**Request**
The records that follow need to be output exactly as they are.

────────────────────

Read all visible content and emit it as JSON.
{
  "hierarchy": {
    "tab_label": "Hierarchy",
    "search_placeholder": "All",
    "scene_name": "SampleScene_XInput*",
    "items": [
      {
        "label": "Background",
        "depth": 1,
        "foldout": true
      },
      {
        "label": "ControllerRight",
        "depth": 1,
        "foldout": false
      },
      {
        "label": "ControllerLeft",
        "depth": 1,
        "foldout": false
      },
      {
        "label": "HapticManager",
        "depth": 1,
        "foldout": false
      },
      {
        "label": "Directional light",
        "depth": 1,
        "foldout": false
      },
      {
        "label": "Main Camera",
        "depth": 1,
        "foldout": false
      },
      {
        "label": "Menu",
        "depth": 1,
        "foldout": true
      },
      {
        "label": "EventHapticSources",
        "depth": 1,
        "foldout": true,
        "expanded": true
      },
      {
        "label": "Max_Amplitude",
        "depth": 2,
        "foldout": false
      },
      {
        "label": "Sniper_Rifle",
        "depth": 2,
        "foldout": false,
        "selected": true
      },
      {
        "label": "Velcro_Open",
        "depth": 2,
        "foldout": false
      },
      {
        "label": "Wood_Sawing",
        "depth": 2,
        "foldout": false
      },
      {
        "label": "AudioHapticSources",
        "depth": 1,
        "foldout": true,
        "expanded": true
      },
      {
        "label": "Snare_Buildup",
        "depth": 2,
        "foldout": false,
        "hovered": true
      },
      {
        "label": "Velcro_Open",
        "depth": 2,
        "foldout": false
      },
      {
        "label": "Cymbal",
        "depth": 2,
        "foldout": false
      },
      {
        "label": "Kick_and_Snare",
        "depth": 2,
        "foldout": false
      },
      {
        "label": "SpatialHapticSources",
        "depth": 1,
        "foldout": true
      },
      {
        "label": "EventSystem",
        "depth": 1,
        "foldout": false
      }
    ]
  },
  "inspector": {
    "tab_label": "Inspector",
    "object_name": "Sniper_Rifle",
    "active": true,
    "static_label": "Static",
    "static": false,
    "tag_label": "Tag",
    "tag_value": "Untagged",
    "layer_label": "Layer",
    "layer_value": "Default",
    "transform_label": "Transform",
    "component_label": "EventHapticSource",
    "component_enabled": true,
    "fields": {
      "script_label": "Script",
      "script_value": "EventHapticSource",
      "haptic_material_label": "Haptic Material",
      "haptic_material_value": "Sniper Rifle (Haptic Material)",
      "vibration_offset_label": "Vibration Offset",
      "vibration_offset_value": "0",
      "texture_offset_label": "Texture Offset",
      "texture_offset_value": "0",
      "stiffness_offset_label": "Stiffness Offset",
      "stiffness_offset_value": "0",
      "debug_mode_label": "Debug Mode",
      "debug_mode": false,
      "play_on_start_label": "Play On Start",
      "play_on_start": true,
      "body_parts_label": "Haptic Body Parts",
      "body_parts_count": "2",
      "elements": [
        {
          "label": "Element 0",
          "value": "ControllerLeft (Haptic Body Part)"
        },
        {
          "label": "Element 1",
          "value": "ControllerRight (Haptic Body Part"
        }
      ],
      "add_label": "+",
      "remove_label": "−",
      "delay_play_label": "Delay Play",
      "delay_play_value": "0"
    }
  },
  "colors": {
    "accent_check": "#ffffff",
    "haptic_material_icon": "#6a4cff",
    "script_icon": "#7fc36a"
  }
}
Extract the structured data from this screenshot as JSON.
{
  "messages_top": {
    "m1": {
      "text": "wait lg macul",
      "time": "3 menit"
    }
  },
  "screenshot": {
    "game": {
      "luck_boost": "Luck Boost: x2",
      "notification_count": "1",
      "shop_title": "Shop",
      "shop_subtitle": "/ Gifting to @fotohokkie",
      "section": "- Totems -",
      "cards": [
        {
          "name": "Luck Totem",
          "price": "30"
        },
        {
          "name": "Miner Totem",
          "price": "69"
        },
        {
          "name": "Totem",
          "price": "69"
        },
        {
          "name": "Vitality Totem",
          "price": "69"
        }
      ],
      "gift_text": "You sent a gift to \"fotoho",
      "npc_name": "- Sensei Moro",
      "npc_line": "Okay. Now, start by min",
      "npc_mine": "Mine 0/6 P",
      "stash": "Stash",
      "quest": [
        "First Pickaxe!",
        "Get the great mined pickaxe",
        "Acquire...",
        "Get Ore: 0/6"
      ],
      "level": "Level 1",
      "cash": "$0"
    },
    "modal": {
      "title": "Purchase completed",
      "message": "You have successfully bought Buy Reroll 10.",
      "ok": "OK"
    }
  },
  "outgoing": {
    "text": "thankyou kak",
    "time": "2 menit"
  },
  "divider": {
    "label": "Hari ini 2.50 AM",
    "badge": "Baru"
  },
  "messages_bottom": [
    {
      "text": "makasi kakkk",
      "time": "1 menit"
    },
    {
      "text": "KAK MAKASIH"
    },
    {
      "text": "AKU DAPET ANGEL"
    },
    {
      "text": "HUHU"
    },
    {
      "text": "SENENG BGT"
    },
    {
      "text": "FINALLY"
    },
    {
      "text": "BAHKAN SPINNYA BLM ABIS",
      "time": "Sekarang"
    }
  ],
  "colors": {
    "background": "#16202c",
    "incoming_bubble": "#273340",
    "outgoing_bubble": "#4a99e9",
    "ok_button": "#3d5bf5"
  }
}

────────────────────

**Exercise output**
Read all visible content and emit it as JSON.
{
  "hierarchy": {
    "tab_label": "Hierarchy",
    "search_placeholder": "All",
    "scene_name": "SampleScene_XInput*",
    "items": [
      {
        "label": "Background",
        "depth": 1,
        "foldout": true
      },
      {
        "label": "ControllerRight",
        "depth": 1,
        "foldout": false
      },
      {
        "label": "ControllerLeft",
        "depth": 1,
        "foldout": false
      },
      {
        "label": "HapticManager",
        "depth": 1,
        "foldout": false
      },
      {
        "label": "Directional light",
        "depth": 1,
        "foldout": false
      },
      {
        "label": "Main Camera",
        "depth": 1,
        "foldout": false
      },
      {
        "label": "Menu",
        "depth": 1,
        "foldout": true
      },
      {
        "label": "EventHapticSources",
        "depth": 1,
        "foldout": true,
        "expanded": true
      },
      {
        "label": "Max_Amplitude",
        "depth": 2,
        "foldout": false
      },
      {
        "label": "Sniper_Rifle",
        "depth": 2,
        "foldout": false,
        "selected": true
      },
      {
        "label": "Velcro_Open",
        "depth": 2,
        "foldout": false
      },
      {
        "label": "Wood_Sawing",
        "depth": 2,
        "foldout": false
      },
      {
        "label": "AudioHapticSources",
        "depth": 1,
        "foldout": true,
        "expanded": true
      },
      {
        "label": "Snare_Buildup",
        "depth": 2,
        "foldout": false,
        "hovered": true
      },
      {
        "label": "Velcro_Open",
        "depth": 2,
        "foldout": false
      },
      {
        "label": "Cymbal",
        "depth": 2,
        "foldout": false
      },
      {
        "label": "Kick_and_Snare",
        "depth": 2,
        "foldout": false
      },
      {
        "label": "SpatialHapticSources",
        "depth": 1,
        "foldout": true
      },
      {
        "label": "EventSystem",
        "depth": 1,
        "foldout": false
      }
    ]
  },
  "inspector": {
    "tab_label": "Inspector",
    "object_name": "Sniper_Rifle",
    "active": true,
    "static_label": "Static",
    "static": false,
    "tag_label": "Tag",
    "tag_value": "Untagged",
    "layer_label": "Layer",
    "layer_value": "Default",
    "transform_label": "Transform",
    "component_label": "EventHapticSource",
    "component_enabled": true,
    "fields": {
      "script_label": "Script",
      "script_value": "EventHapticSource",
      "haptic_material_label": "Haptic Material",
      "haptic_material_value": "Sniper Rifle (Haptic Material)",
      "vibration_offset_label": "Vibration Offset",
      "vibration_offset_value": "0",
      "texture_offset_label": "Texture Offset",
      "texture_offset_value": "0",
      "stiffness_offset_label": "Stiffness Offset",
      "stiffness_offset_value": "0",
      "debug_mode_label": "Debug Mode",
      "debug_mode": false,
      "play_on_start_label": "Play On Start",
      "play_on_start": true,
      "body_parts_label": "Haptic Body Parts",
      "body_parts_count": "2",
      "elements": [
        {
          "label": "Element 0",
          "value": "ControllerLeft (Haptic Body Part)"
        },
        {
          "label": "Element 1",
          "value": "ControllerRight (Haptic Body Part"
        }
      ],
      "add_label": "+",
      "remove_label": "−",
      "delay_play_label": "Delay Play",
      "delay_play_value": "0"
    }
  },
  "colors": {
    "accent_check": "#ffffff",
    "haptic_material_icon": "#6a4cff",
    "script_icon": "#7fc36a"
  }
}
Extract the structured data from this screenshot as JSON.
{
  "messages_top": {
    "m1": {
      "text": "wait lg macul",
      "time": "3 menit"
    }
  },
  "screenshot": {
    "game": {
      "luck_boost": "Luck Boost: x2",
      "notification_count": "1",
      "shop_title": "Shop",
      "shop_subtitle": "/ Gifting to @fotohokkie",
      "section": "- Totems -",
      "cards": [
        {
          "name": "Luck Totem",
          "price": "30"
        },
        {
          "name": "Miner Totem",
          "price": "69"
        },
        {
          "name": "Totem",
          "price": "69"
        },
        {
          "name": "Vitality Totem",
          "price": "69"
        }
      ],
      "gift_text": "You sent a gift to \"fotoho",
      "npc_name": "- Sensei Moro",
      "npc_line": "Okay. Now, start by min",
      "npc_mine": "Mine 0/6 P",
      "stash": "Stash",
      "quest": [
        "First Pickaxe!",
        "Get the great mined pickaxe",
        "Acquire...",
        "Get Ore: 0/6"
      ],
      "level": "Level 1",
      "cash": "$0"
    },
    "modal": {
      "title": "Purchase completed",
      "message": "You have successfully bought Buy Reroll 10.",
      "ok": "OK"
    }
  },
  "outgoing": {
    "text": "thankyou kak",
    "time": "2 menit"
  },
  "divider": {
    "label": "Hari ini 2.50 AM",
    "badge": "Baru"
  },
  "messages_bottom": [
    {
      "text": "makasi kakkk",
      "time": "1 menit"
    },
    {
      "text": "KAK MAKASIH"
    },
    {
      "text": "AKU DAPET ANGEL"
    },
    {
      "text": "HUHU"
    },
    {
      "text": "SENENG BGT"
    },
    {
      "text": "FINALLY"
    },
    {
      "text": "BAHKAN SPINNYA BLM ABIS",
      "time": "Sekarang"
    }
  ],
  "colors": {
    "background": "#16202c",
    "incoming_bubble": "#273340",
    "outgoing_bubble": "#4a99e9",
    "ok_button": "#3d5bf5"
  }
}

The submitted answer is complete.